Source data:
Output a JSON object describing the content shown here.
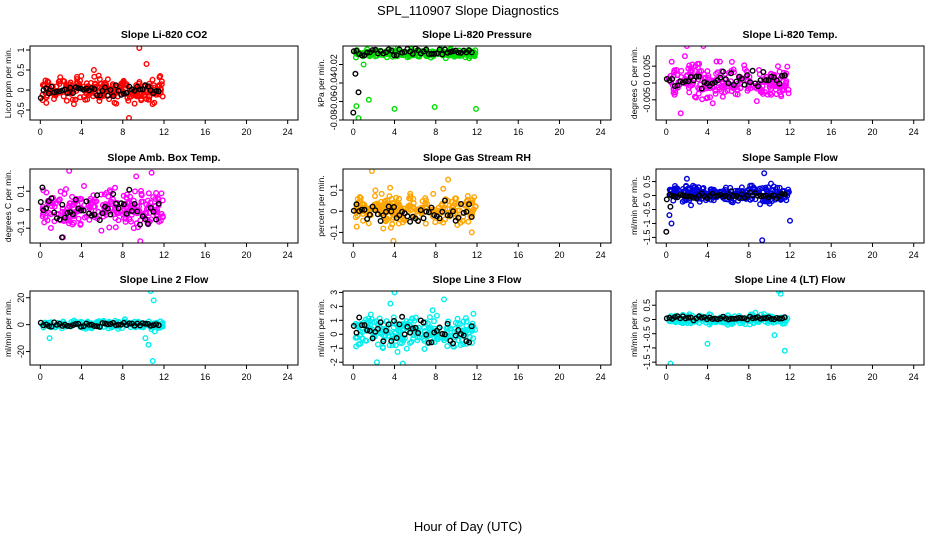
{
  "figure": {
    "title": "SPL_110907  Slope Diagnostics",
    "xlabel": "Hour of Day (UTC)"
  },
  "chart_data": [
    {
      "type": "scatter",
      "title": "Slope Li-820 CO2",
      "ylabel": "Licor ppm per min.",
      "xlim": [
        -1,
        25
      ],
      "xticks": [
        0,
        4,
        8,
        12,
        16,
        20,
        24
      ],
      "ylim": [
        -0.75,
        1.1
      ],
      "yticks": [
        -0.5,
        0,
        0.5,
        1
      ],
      "ytick_labels": [
        "-0.5",
        "0",
        "0.5",
        "1"
      ],
      "color": "#ff0000",
      "spread": 0.22,
      "center": 0,
      "outliers": [
        [
          9.6,
          1.05
        ],
        [
          8.6,
          -0.7
        ],
        [
          10.3,
          0.65
        ],
        [
          5.2,
          0.5
        ]
      ],
      "black_center": 0,
      "black_spread": 0.1
    },
    {
      "type": "scatter",
      "title": "Slope Li-820 Pressure",
      "ylabel": "kPa per min.",
      "xlim": [
        -1,
        25
      ],
      "xticks": [
        0,
        4,
        8,
        12,
        16,
        20,
        24
      ],
      "ylim": [
        -0.08,
        0.0
      ],
      "yticks": [
        -0.08,
        -0.06,
        -0.04,
        -0.02
      ],
      "ytick_labels": [
        "-0.08",
        "-0.06",
        "-0.04",
        "-0.02"
      ],
      "color": "#00dd00",
      "spread": 0.003,
      "center": -0.008,
      "outliers": [
        [
          0.3,
          -0.065
        ],
        [
          1.5,
          -0.058
        ],
        [
          4.0,
          -0.068
        ],
        [
          7.9,
          -0.066
        ],
        [
          11.9,
          -0.068
        ],
        [
          0.5,
          -0.078
        ],
        [
          1.0,
          -0.02
        ]
      ],
      "black_center": -0.007,
      "black_spread": 0.003,
      "black_outliers": [
        [
          0.0,
          -0.072
        ],
        [
          0.2,
          -0.03
        ],
        [
          0.5,
          -0.05
        ]
      ]
    },
    {
      "type": "scatter",
      "title": "Slope Li-820 Temp.",
      "ylabel": "degrees C per min.",
      "xlim": [
        -1,
        25
      ],
      "xticks": [
        0,
        4,
        8,
        12,
        16,
        20,
        24
      ],
      "ylim": [
        -0.011,
        0.011
      ],
      "yticks": [
        -0.005,
        0,
        0.005
      ],
      "ytick_labels": [
        "-0.005",
        "0",
        "0.005"
      ],
      "color": "#ff00ff",
      "spread": 0.0035,
      "center": 0.0003,
      "outliers": [
        [
          2.0,
          0.011
        ],
        [
          3.6,
          0.011
        ],
        [
          1.4,
          -0.009
        ],
        [
          4.5,
          -0.006
        ],
        [
          1.8,
          0.008
        ]
      ],
      "black_center": 0.001,
      "black_spread": 0.0015
    },
    {
      "type": "scatter",
      "title": "Slope Amb. Box Temp.",
      "ylabel": "degrees C per min.",
      "xlim": [
        -1,
        25
      ],
      "xticks": [
        0,
        4,
        8,
        12,
        16,
        20,
        24
      ],
      "ylim": [
        -0.18,
        0.22
      ],
      "yticks": [
        -0.1,
        0,
        0.1
      ],
      "ytick_labels": [
        "-0.1",
        "0",
        "0.1"
      ],
      "color": "#ff00ff",
      "spread": 0.075,
      "center": 0.01,
      "outliers": [
        [
          2.8,
          0.21
        ],
        [
          9.3,
          0.18
        ],
        [
          10.8,
          0.2
        ],
        [
          9.7,
          -0.17
        ],
        [
          2.2,
          -0.15
        ]
      ],
      "black_center": 0.0,
      "black_spread": 0.06,
      "black_outliers": [
        [
          0.2,
          0.12
        ],
        [
          2.1,
          -0.15
        ]
      ]
    },
    {
      "type": "scatter",
      "title": "Slope Gas Stream RH",
      "ylabel": "percent per min.",
      "xlim": [
        -1,
        25
      ],
      "xticks": [
        0,
        4,
        8,
        12,
        16,
        20,
        24
      ],
      "ylim": [
        -0.15,
        0.2
      ],
      "yticks": [
        -0.1,
        0,
        0.1
      ],
      "ytick_labels": [
        "-0.1",
        "0",
        "0.1"
      ],
      "color": "#ffa500",
      "spread": 0.05,
      "center": 0.01,
      "outliers": [
        [
          1.8,
          0.19
        ],
        [
          3.9,
          -0.14
        ],
        [
          9.2,
          0.15
        ],
        [
          11.5,
          -0.1
        ]
      ],
      "black_center": 0.0,
      "black_spread": 0.03
    },
    {
      "type": "scatter",
      "title": "Slope Sample Flow",
      "ylabel": "ml/min per min.",
      "xlim": [
        -1,
        25
      ],
      "xticks": [
        0,
        4,
        8,
        12,
        16,
        20,
        24
      ],
      "ylim": [
        -1.7,
        0.95
      ],
      "yticks": [
        -1.5,
        -1,
        -0.5,
        0,
        0.5
      ],
      "ytick_labels": [
        "-1.5",
        "-1",
        "-0.5",
        "0",
        "0.5"
      ],
      "color": "#0000dd",
      "spread": 0.22,
      "center": 0.05,
      "outliers": [
        [
          9.3,
          -1.6
        ],
        [
          0.5,
          -1.0
        ],
        [
          0.3,
          -0.7
        ],
        [
          9.5,
          0.8
        ],
        [
          2.0,
          0.6
        ],
        [
          12.0,
          -0.9
        ]
      ],
      "black_center": 0.0,
      "black_spread": 0.08,
      "black_outliers": [
        [
          0.0,
          -1.3
        ],
        [
          0.4,
          -0.4
        ]
      ]
    },
    {
      "type": "scatter",
      "title": "Slope Line 2 Flow",
      "ylabel": "ml/min per min.",
      "xlim": [
        -1,
        25
      ],
      "xticks": [
        0,
        4,
        8,
        12,
        16,
        20,
        24
      ],
      "ylim": [
        -30,
        25
      ],
      "yticks": [
        -20,
        0,
        20
      ],
      "ytick_labels": [
        "-20",
        "0",
        "20"
      ],
      "color": "#00eeee",
      "spread": 2.0,
      "center": 0,
      "outliers": [
        [
          10.7,
          25
        ],
        [
          10.9,
          -27
        ],
        [
          11.0,
          18
        ],
        [
          10.5,
          -15
        ],
        [
          11.1,
          -5
        ],
        [
          10.2,
          -10
        ],
        [
          0.9,
          -10
        ]
      ],
      "black_center": 0,
      "black_spread": 1.2
    },
    {
      "type": "scatter",
      "title": "Slope Line 3 Flow",
      "ylabel": "ml/min per min.",
      "xlim": [
        -1,
        25
      ],
      "xticks": [
        0,
        4,
        8,
        12,
        16,
        20,
        24
      ],
      "ylim": [
        -2.2,
        3.1
      ],
      "yticks": [
        -2,
        -1,
        0,
        1,
        2,
        3
      ],
      "ytick_labels": [
        "-2",
        "-1",
        "0",
        "1",
        "2",
        "3"
      ],
      "color": "#00eeee",
      "spread": 0.8,
      "center": 0.2,
      "outliers": [
        [
          4.0,
          3.0
        ],
        [
          3.6,
          2.2
        ],
        [
          4.8,
          -2.1
        ],
        [
          2.3,
          -2.0
        ],
        [
          8.8,
          2.5
        ]
      ],
      "black_center": 0.2,
      "black_spread": 0.7
    },
    {
      "type": "scatter",
      "title": "Slope Line 4 (LT) Flow",
      "ylabel": "ml/min per min.",
      "xlim": [
        -1,
        25
      ],
      "xticks": [
        0,
        4,
        8,
        12,
        16,
        20,
        24
      ],
      "ylim": [
        -1.6,
        1.0
      ],
      "yticks": [
        -1.5,
        -1,
        -0.5,
        0,
        0.5
      ],
      "ytick_labels": [
        "-1.5",
        "-1",
        "-0.5",
        "0",
        "0.5"
      ],
      "color": "#00eeee",
      "spread": 0.12,
      "center": 0.0,
      "outliers": [
        [
          0.4,
          -1.55
        ],
        [
          10.9,
          1.0
        ],
        [
          11.1,
          0.9
        ],
        [
          4.0,
          -0.85
        ],
        [
          10.5,
          -0.55
        ],
        [
          11.5,
          -1.1
        ]
      ],
      "black_center": 0.05,
      "black_spread": 0.05
    }
  ]
}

## GIVEN INSTRUCTION
Say, as a single number and nothing more, how many lines of the entries contain the word "Temp".

## OUTPUT OF THE EXERCISE
2